— BEGIN LISTED RECORDS —

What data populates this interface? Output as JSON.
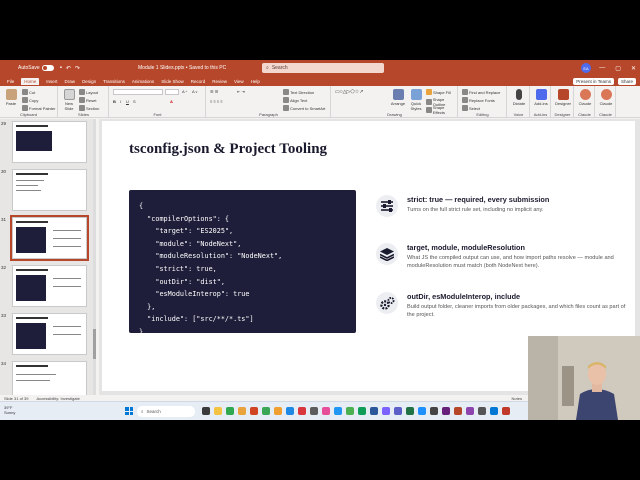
{
  "titlebar": {
    "autosave": "AutoSave",
    "autosave_state": "On",
    "document": "Module 1 Slides.pptx • Saved to this PC",
    "search_placeholder": "Search",
    "user_initials": "EA"
  },
  "menu": {
    "items": [
      "File",
      "Home",
      "Insert",
      "Draw",
      "Design",
      "Transitions",
      "Animations",
      "Slide Show",
      "Record",
      "Review",
      "View",
      "Help"
    ],
    "active": "Home",
    "present_teams": "Present in Teams",
    "share": "Share"
  },
  "ribbon": {
    "clipboard": {
      "paste": "Paste",
      "cut": "Cut",
      "copy": "Copy",
      "format_painter": "Format Painter",
      "label": "Clipboard"
    },
    "slides": {
      "new_slide": "New Slide",
      "reuse": "Reuse Slides",
      "layout": "Layout",
      "reset": "Reset",
      "section": "Section",
      "label": "Slides"
    },
    "font": {
      "label": "Font"
    },
    "paragraph": {
      "text_direction": "Text Direction",
      "align_text": "Align Text",
      "convert_smartart": "Convert to SmartArt",
      "label": "Paragraph"
    },
    "drawing": {
      "arrange": "Arrange",
      "quick_styles": "Quick Styles",
      "shape_fill": "Shape Fill",
      "shape_outline": "Shape Outline",
      "shape_effects": "Shape Effects",
      "label": "Drawing"
    },
    "editing": {
      "find_replace": "Find and Replace",
      "replace_fonts": "Replace Fonts",
      "select": "Select",
      "label": "Editing"
    },
    "voice": {
      "dictate": "Dictate",
      "label": "Voice"
    },
    "addins": {
      "addins": "Add-ins",
      "label": "Add-ins"
    },
    "designer": {
      "designer": "Designer",
      "label": "Designer"
    },
    "claude": {
      "claude1": "Claude",
      "claude2": "Claude",
      "label1": "Claude",
      "label2": "Claude"
    }
  },
  "thumbnails": {
    "numbers": [
      "29",
      "30",
      "31",
      "32",
      "33",
      "34"
    ],
    "selected": "31"
  },
  "slide": {
    "title": "tsconfig.json & Project Tooling",
    "code": [
      "{",
      "  \"compilerOptions\": {",
      "    \"target\": \"ES2025\",",
      "    \"module\": \"NodeNext\",",
      "    \"moduleResolution\": \"NodeNext\",",
      "    \"strict\": true,",
      "    \"outDir\": \"dist\",",
      "    \"esModuleInterop\": true",
      "  },",
      "  \"include\": [\"src/**/*.ts\"]",
      "}"
    ],
    "features": [
      {
        "icon": "sliders-icon",
        "title": "strict: true — required, every submission",
        "desc": "Turns on the full strict rule set, including no implicit any."
      },
      {
        "icon": "layers-icon",
        "title": "target, module, moduleResolution",
        "desc": "What JS the compiled output can use, and how import paths resolve — module and moduleResolution must match (both NodeNext here)."
      },
      {
        "icon": "gears-icon",
        "title": "outDir, esModuleInterop, include",
        "desc": "Build output folder, cleaner imports from older packages, and which files count as part of the project."
      }
    ]
  },
  "statusbar": {
    "slide_of": "Slide 31 of 39",
    "accessibility": "Accessibility: Investigate",
    "notes": "Notes"
  },
  "taskbar": {
    "temp": "39°F",
    "weather": "Sunny",
    "search": "Search"
  },
  "colors": {
    "accent": "#b7472a",
    "code_bg": "#1f1e3a"
  }
}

— END LISTED RECORDS —

*TASK DIRECTIONS*:
Take the listing above and restate it word for word, without its pictures.

*FULL SOLUTION*:
What data populates this interface? Output as JSON.
{
  "titlebar": {
    "autosave": "AutoSave",
    "autosave_state": "On",
    "document": "Module 1 Slides.pptx • Saved to this PC",
    "search_placeholder": "Search",
    "user_initials": "EA"
  },
  "menu": {
    "items": [
      "File",
      "Home",
      "Insert",
      "Draw",
      "Design",
      "Transitions",
      "Animations",
      "Slide Show",
      "Record",
      "Review",
      "View",
      "Help"
    ],
    "active": "Home",
    "present_teams": "Present in Teams",
    "share": "Share"
  },
  "ribbon": {
    "clipboard": {
      "paste": "Paste",
      "cut": "Cut",
      "copy": "Copy",
      "format_painter": "Format Painter",
      "label": "Clipboard"
    },
    "slides": {
      "new_slide": "New Slide",
      "reuse": "Reuse Slides",
      "layout": "Layout",
      "reset": "Reset",
      "section": "Section",
      "label": "Slides"
    },
    "font": {
      "label": "Font"
    },
    "paragraph": {
      "text_direction": "Text Direction",
      "align_text": "Align Text",
      "convert_smartart": "Convert to SmartArt",
      "label": "Paragraph"
    },
    "drawing": {
      "arrange": "Arrange",
      "quick_styles": "Quick Styles",
      "shape_fill": "Shape Fill",
      "shape_outline": "Shape Outline",
      "shape_effects": "Shape Effects",
      "label": "Drawing"
    },
    "editing": {
      "find_replace": "Find and Replace",
      "replace_fonts": "Replace Fonts",
      "select": "Select",
      "label": "Editing"
    },
    "voice": {
      "dictate": "Dictate",
      "label": "Voice"
    },
    "addins": {
      "addins": "Add-ins",
      "label": "Add-ins"
    },
    "designer": {
      "designer": "Designer",
      "label": "Designer"
    },
    "claude": {
      "claude1": "Claude",
      "claude2": "Claude",
      "label1": "Claude",
      "label2": "Claude"
    }
  },
  "thumbnails": {
    "numbers": [
      "29",
      "30",
      "31",
      "32",
      "33",
      "34"
    ],
    "selected": "31"
  },
  "slide": {
    "title": "tsconfig.json & Project Tooling",
    "code": [
      "{",
      "  \"compilerOptions\": {",
      "    \"target\": \"ES2025\",",
      "    \"module\": \"NodeNext\",",
      "    \"moduleResolution\": \"NodeNext\",",
      "    \"strict\": true,",
      "    \"outDir\": \"dist\",",
      "    \"esModuleInterop\": true",
      "  },",
      "  \"include\": [\"src/**/*.ts\"]",
      "}"
    ],
    "features": [
      {
        "icon": "sliders-icon",
        "title": "strict: true — required, every submission",
        "desc": "Turns on the full strict rule set, including no implicit any."
      },
      {
        "icon": "layers-icon",
        "title": "target, module, moduleResolution",
        "desc": "What JS the compiled output can use, and how import paths resolve — module and moduleResolution must match (both NodeNext here)."
      },
      {
        "icon": "gears-icon",
        "title": "outDir, esModuleInterop, include",
        "desc": "Build output folder, cleaner imports from older packages, and which files count as part of the project."
      }
    ]
  },
  "statusbar": {
    "slide_of": "Slide 31 of 39",
    "accessibility": "Accessibility: Investigate",
    "notes": "Notes"
  },
  "taskbar": {
    "temp": "39°F",
    "weather": "Sunny",
    "search": "Search"
  },
  "colors": {
    "accent": "#b7472a",
    "code_bg": "#1f1e3a"
  }
}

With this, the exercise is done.